- **EXERCISE DETAILS**:
An exact reproduction of the records is required, with all images left out.

- **INFORMATION PROVIDED**:

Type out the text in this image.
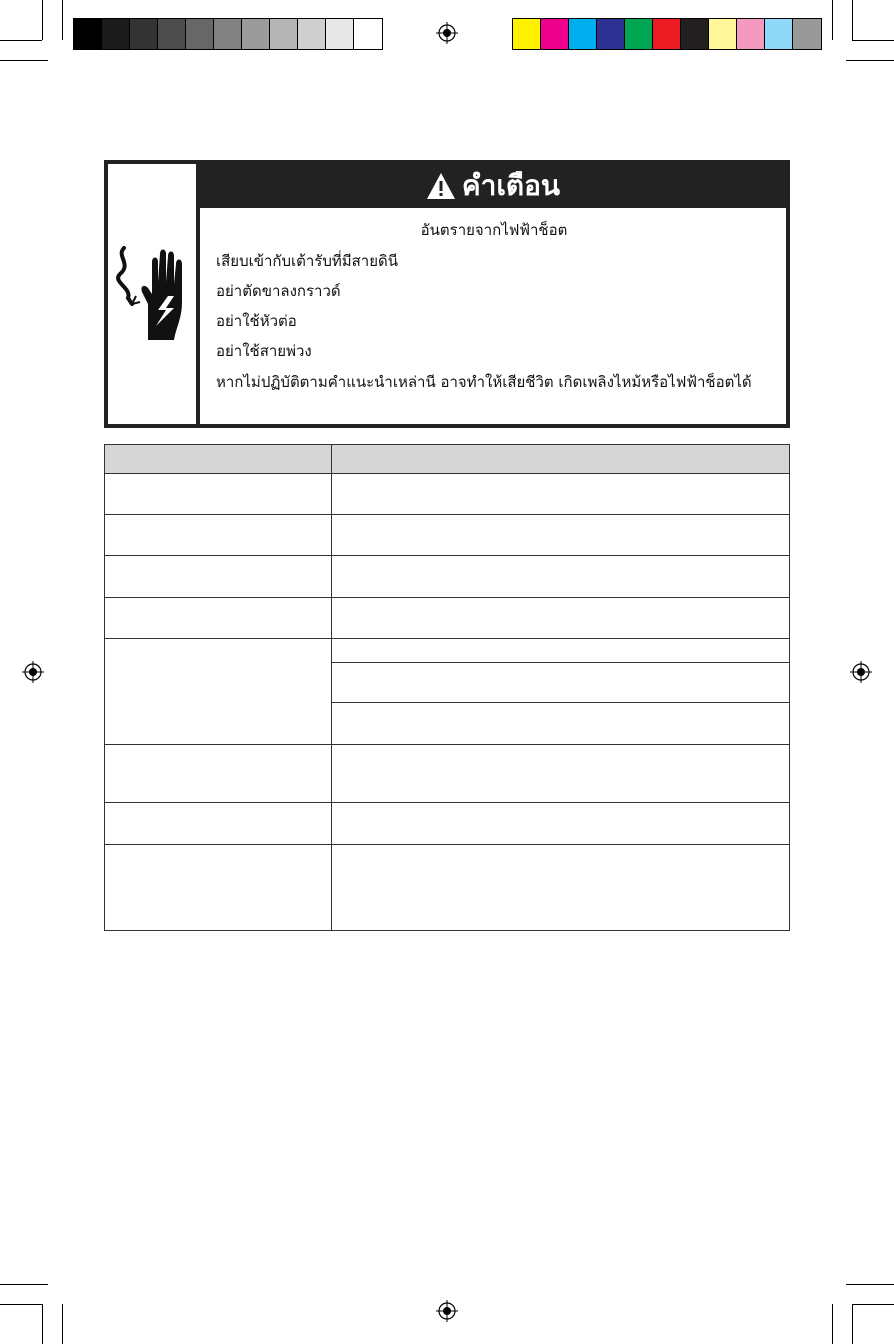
คำเตือน
อันตรายจากไฟฟ้าช็อต

เสียบเข้ากับเต้ารับที่มีสายดินี

อย่าตัดขาลงกราวด์

อย่าใช้หัวต่อ

อย่าใช้สายพ่วง

หากไม่ปฏิบัติตามคำแนะนำเหล่านี อาจทำให้เสียชีวิต เกิดเพลิงไหม้หรือไฟฟ้าช็อตได้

- **TASK ANSWER**:
Type out the text in this image.
คำเตือน
อันตรายจากไฟฟ้าช็อต

เสียบเข้ากับเต้ารับที่มีสายดินี

อย่าตัดขาลงกราวด์

อย่าใช้หัวต่อ

อย่าใช้สายพ่วง

หากไม่ปฏิบัติตามคำแนะนำเหล่านี อาจทำให้เสียชีวิต เกิดเพลิงไหม้หรือไฟฟ้าช็อตได้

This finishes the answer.